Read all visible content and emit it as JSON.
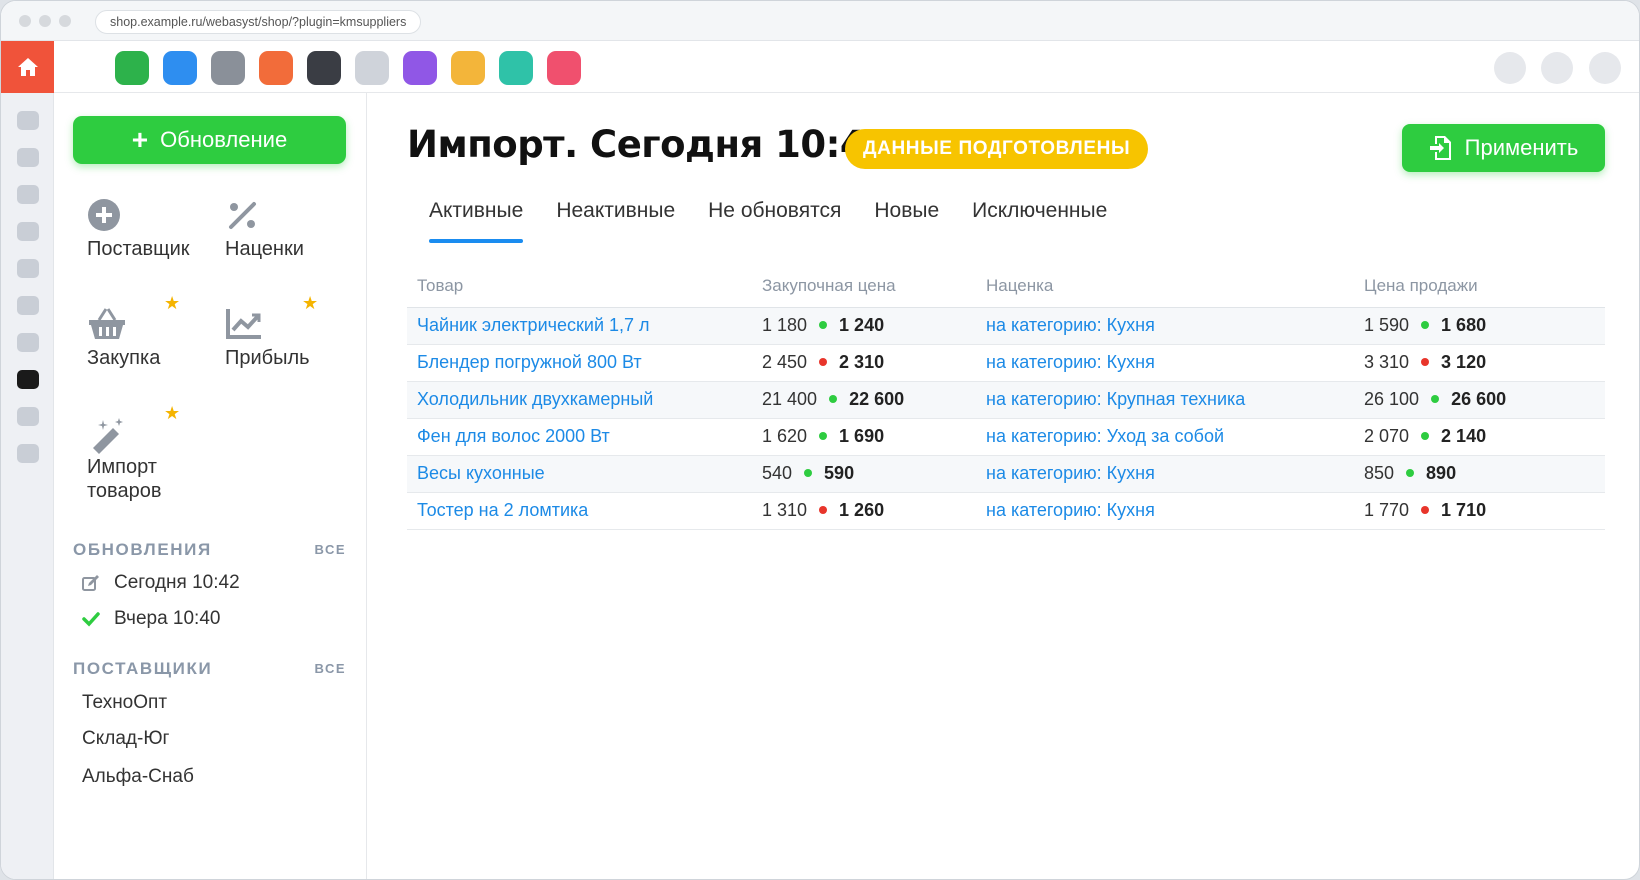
{
  "browser": {
    "url": "shop.example.ru/webasyst/shop/?plugin=kmsuppliers"
  },
  "appbar": {
    "home_icon": "home-icon",
    "app_colors": [
      "#2db24b",
      "#2e8ef0",
      "#8a9099",
      "#f26c3a",
      "#3a3d44",
      "#cfd3da",
      "#9057e6",
      "#f3b53a",
      "#2fc2a8",
      "#f0506e"
    ]
  },
  "sidebar": {
    "update_button": "Обновление",
    "tools": [
      {
        "label": "Поставщик",
        "icon": "plus-circle-icon",
        "starred": false
      },
      {
        "label": "Наценки",
        "icon": "percent-icon",
        "starred": false
      },
      {
        "label": "Закупка",
        "icon": "basket-icon",
        "starred": true
      },
      {
        "label": "Прибыль",
        "icon": "chart-up-icon",
        "starred": true
      },
      {
        "label": "Импорт товаров",
        "icon": "magic-wand-icon",
        "starred": true
      }
    ],
    "updates_title": "ОБНОВЛЕНИЯ",
    "updates_all": "ВСЕ",
    "updates": [
      {
        "label": "Сегодня 10:42",
        "icon": "edit-icon"
      },
      {
        "label": "Вчера 10:40",
        "icon": "check-icon"
      }
    ],
    "suppliers_title": "ПОСТАВЩИКИ",
    "suppliers_all": "ВСЕ",
    "suppliers": [
      "ТехноОпт",
      "Склад-Юг",
      "Альфа-Снаб"
    ]
  },
  "main": {
    "title": "Импорт. Сегодня 10:42",
    "status_badge": "ДАННЫЕ ПОДГОТОВЛЕНЫ",
    "apply_button": "Применить",
    "tabs": [
      "Активные",
      "Неактивные",
      "Не обновятся",
      "Новые",
      "Исключенные"
    ],
    "active_tab": "Активные",
    "columns": [
      "Товар",
      "Закупочная цена",
      "Наценка",
      "Цена продажи"
    ],
    "rows": [
      {
        "product": "Чайник электрический 1,7 л",
        "buy_old": "1 180",
        "buy_new": "1 240",
        "markup": "на категорию: Кухня",
        "sell_old": "1 590",
        "sell_new": "1 680",
        "trend": "green"
      },
      {
        "product": "Блендер погружной 800 Вт",
        "buy_old": "2 450",
        "buy_new": "2 310",
        "markup": "на категорию: Кухня",
        "sell_old": "3 310",
        "sell_new": "3 120",
        "trend": "red"
      },
      {
        "product": "Холодильник двухкамерный",
        "buy_old": "21 400",
        "buy_new": "22 600",
        "markup": "на категорию: Крупная техника",
        "sell_old": "26 100",
        "sell_new": "26 600",
        "trend": "green"
      },
      {
        "product": "Фен для волос 2000 Вт",
        "buy_old": "1 620",
        "buy_new": "1 690",
        "markup": "на категорию: Уход за собой",
        "sell_old": "2 070",
        "sell_new": "2 140",
        "trend": "green"
      },
      {
        "product": "Весы кухонные",
        "buy_old": "540",
        "buy_new": "590",
        "markup": "на категорию: Кухня",
        "sell_old": "850",
        "sell_new": "890",
        "trend": "green"
      },
      {
        "product": "Тостер на 2 ломтика",
        "buy_old": "1 310",
        "buy_new": "1 260",
        "markup": "на категорию: Кухня",
        "sell_old": "1 770",
        "sell_new": "1 710",
        "trend": "red"
      }
    ]
  },
  "colors": {
    "accent_green": "#2ecc40",
    "badge_yellow": "#f7c400",
    "link_blue": "#1c8ae6",
    "dot_green": "#2ecc40",
    "dot_red": "#e8352b",
    "home_red": "#f0533a"
  }
}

AIM OF THE EXERCISE:
Every entry must be reproduced exactly, with the images left out.

FINISHED ANSWER:
Read all visible content and emit it as JSON.
{
  "browser": {
    "url": "shop.example.ru/webasyst/shop/?plugin=kmsuppliers"
  },
  "appbar": {
    "home_icon": "home-icon",
    "app_colors": [
      "#2db24b",
      "#2e8ef0",
      "#8a9099",
      "#f26c3a",
      "#3a3d44",
      "#cfd3da",
      "#9057e6",
      "#f3b53a",
      "#2fc2a8",
      "#f0506e"
    ]
  },
  "sidebar": {
    "update_button": "Обновление",
    "tools": [
      {
        "label": "Поставщик",
        "icon": "plus-circle-icon",
        "starred": false
      },
      {
        "label": "Наценки",
        "icon": "percent-icon",
        "starred": false
      },
      {
        "label": "Закупка",
        "icon": "basket-icon",
        "starred": true
      },
      {
        "label": "Прибыль",
        "icon": "chart-up-icon",
        "starred": true
      },
      {
        "label": "Импорт товаров",
        "icon": "magic-wand-icon",
        "starred": true
      }
    ],
    "updates_title": "ОБНОВЛЕНИЯ",
    "updates_all": "ВСЕ",
    "updates": [
      {
        "label": "Сегодня 10:42",
        "icon": "edit-icon"
      },
      {
        "label": "Вчера 10:40",
        "icon": "check-icon"
      }
    ],
    "suppliers_title": "ПОСТАВЩИКИ",
    "suppliers_all": "ВСЕ",
    "suppliers": [
      "ТехноОпт",
      "Склад-Юг",
      "Альфа-Снаб"
    ]
  },
  "main": {
    "title": "Импорт. Сегодня 10:42",
    "status_badge": "ДАННЫЕ ПОДГОТОВЛЕНЫ",
    "apply_button": "Применить",
    "tabs": [
      "Активные",
      "Неактивные",
      "Не обновятся",
      "Новые",
      "Исключенные"
    ],
    "active_tab": "Активные",
    "columns": [
      "Товар",
      "Закупочная цена",
      "Наценка",
      "Цена продажи"
    ],
    "rows": [
      {
        "product": "Чайник электрический 1,7 л",
        "buy_old": "1 180",
        "buy_new": "1 240",
        "markup": "на категорию: Кухня",
        "sell_old": "1 590",
        "sell_new": "1 680",
        "trend": "green"
      },
      {
        "product": "Блендер погружной 800 Вт",
        "buy_old": "2 450",
        "buy_new": "2 310",
        "markup": "на категорию: Кухня",
        "sell_old": "3 310",
        "sell_new": "3 120",
        "trend": "red"
      },
      {
        "product": "Холодильник двухкамерный",
        "buy_old": "21 400",
        "buy_new": "22 600",
        "markup": "на категорию: Крупная техника",
        "sell_old": "26 100",
        "sell_new": "26 600",
        "trend": "green"
      },
      {
        "product": "Фен для волос 2000 Вт",
        "buy_old": "1 620",
        "buy_new": "1 690",
        "markup": "на категорию: Уход за собой",
        "sell_old": "2 070",
        "sell_new": "2 140",
        "trend": "green"
      },
      {
        "product": "Весы кухонные",
        "buy_old": "540",
        "buy_new": "590",
        "markup": "на категорию: Кухня",
        "sell_old": "850",
        "sell_new": "890",
        "trend": "green"
      },
      {
        "product": "Тостер на 2 ломтика",
        "buy_old": "1 310",
        "buy_new": "1 260",
        "markup": "на категорию: Кухня",
        "sell_old": "1 770",
        "sell_new": "1 710",
        "trend": "red"
      }
    ]
  },
  "colors": {
    "accent_green": "#2ecc40",
    "badge_yellow": "#f7c400",
    "link_blue": "#1c8ae6",
    "dot_green": "#2ecc40",
    "dot_red": "#e8352b",
    "home_red": "#f0533a"
  }
}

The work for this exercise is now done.